_Information provided:_
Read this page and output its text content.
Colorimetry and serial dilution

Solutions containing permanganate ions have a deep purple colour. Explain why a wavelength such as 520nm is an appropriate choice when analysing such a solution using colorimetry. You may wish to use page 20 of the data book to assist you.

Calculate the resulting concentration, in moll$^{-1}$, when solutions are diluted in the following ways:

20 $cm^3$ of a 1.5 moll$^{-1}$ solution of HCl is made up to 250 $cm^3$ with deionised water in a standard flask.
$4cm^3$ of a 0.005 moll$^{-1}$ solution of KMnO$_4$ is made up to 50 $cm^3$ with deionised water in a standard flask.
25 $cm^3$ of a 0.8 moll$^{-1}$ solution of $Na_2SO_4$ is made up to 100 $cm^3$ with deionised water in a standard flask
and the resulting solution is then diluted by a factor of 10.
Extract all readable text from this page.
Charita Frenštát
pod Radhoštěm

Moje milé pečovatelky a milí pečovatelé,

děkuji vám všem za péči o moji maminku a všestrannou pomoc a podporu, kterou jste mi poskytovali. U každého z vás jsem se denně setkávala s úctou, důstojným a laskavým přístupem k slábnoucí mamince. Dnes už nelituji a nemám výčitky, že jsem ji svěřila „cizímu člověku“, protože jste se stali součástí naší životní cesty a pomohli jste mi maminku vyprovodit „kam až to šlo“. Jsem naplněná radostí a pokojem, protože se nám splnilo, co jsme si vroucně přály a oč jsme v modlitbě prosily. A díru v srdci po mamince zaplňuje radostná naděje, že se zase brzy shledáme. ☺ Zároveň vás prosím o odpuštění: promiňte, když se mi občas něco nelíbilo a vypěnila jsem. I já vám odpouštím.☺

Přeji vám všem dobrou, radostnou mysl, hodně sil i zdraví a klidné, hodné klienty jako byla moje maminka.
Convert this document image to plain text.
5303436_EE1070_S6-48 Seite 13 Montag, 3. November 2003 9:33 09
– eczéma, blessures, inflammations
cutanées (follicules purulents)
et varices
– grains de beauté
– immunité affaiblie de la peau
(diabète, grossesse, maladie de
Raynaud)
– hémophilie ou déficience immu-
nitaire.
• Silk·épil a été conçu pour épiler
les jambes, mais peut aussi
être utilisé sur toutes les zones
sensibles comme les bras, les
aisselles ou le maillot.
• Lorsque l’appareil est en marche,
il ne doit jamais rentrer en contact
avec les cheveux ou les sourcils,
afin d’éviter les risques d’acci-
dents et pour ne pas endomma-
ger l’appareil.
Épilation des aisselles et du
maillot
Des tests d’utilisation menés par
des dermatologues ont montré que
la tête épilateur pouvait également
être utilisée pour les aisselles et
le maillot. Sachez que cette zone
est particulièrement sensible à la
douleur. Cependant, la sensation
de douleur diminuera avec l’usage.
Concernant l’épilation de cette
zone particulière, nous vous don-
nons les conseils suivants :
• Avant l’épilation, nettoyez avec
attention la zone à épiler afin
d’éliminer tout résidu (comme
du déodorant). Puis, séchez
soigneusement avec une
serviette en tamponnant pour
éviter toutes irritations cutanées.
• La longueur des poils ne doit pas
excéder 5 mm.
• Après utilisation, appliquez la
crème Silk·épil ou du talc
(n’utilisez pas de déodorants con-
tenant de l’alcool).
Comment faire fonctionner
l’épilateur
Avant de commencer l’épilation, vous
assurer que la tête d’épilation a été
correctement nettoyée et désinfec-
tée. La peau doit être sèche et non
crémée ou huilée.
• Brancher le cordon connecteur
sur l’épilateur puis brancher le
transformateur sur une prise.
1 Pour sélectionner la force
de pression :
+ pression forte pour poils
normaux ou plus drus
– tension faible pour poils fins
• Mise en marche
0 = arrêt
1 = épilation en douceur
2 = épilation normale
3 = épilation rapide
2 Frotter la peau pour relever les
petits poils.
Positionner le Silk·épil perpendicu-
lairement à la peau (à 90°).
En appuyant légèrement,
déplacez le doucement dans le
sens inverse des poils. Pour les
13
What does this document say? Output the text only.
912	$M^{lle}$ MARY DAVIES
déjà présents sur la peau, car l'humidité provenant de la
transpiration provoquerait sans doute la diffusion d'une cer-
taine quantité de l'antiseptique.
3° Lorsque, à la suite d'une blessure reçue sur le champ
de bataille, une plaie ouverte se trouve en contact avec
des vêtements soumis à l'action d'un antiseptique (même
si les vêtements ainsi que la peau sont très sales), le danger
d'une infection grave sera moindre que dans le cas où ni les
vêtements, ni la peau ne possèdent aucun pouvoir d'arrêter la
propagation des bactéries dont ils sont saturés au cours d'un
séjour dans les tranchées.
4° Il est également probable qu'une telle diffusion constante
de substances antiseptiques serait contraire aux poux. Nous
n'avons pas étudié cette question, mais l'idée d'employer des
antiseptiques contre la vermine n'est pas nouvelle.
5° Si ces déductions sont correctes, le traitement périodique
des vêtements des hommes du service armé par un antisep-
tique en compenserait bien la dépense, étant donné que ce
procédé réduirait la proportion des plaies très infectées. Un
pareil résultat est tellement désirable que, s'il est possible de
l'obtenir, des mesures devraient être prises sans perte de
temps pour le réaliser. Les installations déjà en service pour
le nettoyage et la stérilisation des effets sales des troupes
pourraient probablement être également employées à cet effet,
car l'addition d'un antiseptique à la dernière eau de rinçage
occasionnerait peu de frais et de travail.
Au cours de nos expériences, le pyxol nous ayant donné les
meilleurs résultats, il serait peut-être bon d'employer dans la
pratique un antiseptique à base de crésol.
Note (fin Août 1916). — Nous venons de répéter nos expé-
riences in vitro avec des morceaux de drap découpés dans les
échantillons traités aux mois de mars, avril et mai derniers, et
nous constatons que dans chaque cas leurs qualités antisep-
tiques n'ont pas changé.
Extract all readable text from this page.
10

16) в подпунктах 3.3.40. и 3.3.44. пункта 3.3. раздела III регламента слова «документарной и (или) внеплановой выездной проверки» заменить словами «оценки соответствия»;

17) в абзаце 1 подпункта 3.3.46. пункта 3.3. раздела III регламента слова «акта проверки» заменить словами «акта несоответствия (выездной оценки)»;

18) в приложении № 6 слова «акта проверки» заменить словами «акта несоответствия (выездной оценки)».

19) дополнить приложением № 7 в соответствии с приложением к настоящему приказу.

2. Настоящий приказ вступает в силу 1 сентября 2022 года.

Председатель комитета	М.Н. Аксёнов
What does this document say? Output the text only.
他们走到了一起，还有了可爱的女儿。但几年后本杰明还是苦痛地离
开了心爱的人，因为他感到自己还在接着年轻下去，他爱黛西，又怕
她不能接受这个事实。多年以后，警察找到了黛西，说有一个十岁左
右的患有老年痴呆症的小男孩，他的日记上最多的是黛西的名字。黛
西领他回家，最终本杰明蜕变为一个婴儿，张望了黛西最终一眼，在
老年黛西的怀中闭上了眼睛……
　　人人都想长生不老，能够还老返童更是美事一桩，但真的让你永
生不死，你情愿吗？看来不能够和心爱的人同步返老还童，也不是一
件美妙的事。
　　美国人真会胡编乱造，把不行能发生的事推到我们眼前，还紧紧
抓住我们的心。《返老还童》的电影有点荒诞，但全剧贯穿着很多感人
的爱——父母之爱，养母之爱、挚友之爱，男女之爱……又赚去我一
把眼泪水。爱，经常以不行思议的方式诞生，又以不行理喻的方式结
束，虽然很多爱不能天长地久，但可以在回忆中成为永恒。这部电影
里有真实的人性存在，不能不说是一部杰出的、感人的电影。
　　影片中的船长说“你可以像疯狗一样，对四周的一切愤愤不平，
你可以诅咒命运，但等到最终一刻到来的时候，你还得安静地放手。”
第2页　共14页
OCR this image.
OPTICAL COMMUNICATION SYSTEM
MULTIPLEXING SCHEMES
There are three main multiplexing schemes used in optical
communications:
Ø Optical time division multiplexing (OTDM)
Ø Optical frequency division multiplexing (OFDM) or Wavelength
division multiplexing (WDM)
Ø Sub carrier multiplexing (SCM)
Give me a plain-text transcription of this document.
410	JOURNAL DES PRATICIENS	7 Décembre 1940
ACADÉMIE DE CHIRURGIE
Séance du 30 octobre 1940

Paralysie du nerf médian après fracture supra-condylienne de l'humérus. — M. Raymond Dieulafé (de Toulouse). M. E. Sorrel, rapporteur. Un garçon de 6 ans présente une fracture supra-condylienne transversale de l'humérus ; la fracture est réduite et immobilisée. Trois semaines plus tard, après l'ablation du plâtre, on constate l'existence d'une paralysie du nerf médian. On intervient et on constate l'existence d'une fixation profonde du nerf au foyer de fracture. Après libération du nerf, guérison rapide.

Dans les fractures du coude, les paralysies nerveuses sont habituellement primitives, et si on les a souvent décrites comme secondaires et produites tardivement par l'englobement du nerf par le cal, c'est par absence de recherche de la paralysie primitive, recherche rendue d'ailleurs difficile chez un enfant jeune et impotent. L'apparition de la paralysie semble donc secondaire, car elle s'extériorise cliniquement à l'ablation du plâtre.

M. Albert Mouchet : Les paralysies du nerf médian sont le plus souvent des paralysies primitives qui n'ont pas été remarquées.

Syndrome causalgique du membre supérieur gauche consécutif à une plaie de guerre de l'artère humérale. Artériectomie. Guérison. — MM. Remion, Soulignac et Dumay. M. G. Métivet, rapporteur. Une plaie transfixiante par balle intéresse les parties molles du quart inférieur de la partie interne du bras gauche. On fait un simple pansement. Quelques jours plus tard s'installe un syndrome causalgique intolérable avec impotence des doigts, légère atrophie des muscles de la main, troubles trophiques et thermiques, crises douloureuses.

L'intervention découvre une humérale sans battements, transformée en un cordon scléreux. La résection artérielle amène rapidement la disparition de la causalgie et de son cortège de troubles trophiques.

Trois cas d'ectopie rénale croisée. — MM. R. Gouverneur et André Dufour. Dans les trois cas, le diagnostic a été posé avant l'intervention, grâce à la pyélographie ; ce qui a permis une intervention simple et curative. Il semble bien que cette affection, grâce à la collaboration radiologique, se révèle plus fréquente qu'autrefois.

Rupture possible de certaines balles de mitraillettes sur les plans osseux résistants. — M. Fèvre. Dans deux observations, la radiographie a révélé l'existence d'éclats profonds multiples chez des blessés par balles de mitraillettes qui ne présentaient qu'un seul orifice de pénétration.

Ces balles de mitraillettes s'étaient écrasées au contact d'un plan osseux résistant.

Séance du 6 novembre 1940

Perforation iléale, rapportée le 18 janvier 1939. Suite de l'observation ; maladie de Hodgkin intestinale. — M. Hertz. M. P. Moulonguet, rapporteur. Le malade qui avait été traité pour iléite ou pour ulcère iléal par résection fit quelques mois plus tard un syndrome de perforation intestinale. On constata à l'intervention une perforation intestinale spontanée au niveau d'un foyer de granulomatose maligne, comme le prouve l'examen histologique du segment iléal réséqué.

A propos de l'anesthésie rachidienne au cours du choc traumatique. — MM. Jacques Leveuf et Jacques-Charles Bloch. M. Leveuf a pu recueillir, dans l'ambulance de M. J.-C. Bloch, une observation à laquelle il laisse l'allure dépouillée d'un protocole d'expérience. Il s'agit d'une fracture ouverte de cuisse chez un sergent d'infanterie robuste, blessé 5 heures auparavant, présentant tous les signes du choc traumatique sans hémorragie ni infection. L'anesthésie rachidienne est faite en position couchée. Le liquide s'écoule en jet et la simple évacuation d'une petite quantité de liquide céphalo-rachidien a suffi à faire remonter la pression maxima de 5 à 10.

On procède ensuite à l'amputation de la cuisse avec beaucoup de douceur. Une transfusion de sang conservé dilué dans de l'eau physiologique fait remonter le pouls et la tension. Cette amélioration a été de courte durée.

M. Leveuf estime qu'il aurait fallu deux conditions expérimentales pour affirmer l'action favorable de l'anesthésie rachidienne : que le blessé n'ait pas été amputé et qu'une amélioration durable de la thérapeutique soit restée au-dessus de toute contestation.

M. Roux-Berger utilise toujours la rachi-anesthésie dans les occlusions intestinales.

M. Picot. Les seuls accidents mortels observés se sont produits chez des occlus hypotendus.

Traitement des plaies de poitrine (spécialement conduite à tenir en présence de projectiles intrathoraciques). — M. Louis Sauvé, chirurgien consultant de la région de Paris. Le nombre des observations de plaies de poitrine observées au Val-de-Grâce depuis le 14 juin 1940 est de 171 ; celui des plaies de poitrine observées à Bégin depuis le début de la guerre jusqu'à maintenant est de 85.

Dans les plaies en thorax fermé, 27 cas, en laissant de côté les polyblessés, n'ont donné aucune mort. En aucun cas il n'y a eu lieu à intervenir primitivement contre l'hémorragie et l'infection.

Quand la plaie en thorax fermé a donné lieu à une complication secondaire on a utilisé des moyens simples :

_Objective:_ Give every line of the material that includes the string "marche".

_The result:_
• Lorsque l’appareil est en marche,
• Mise en marche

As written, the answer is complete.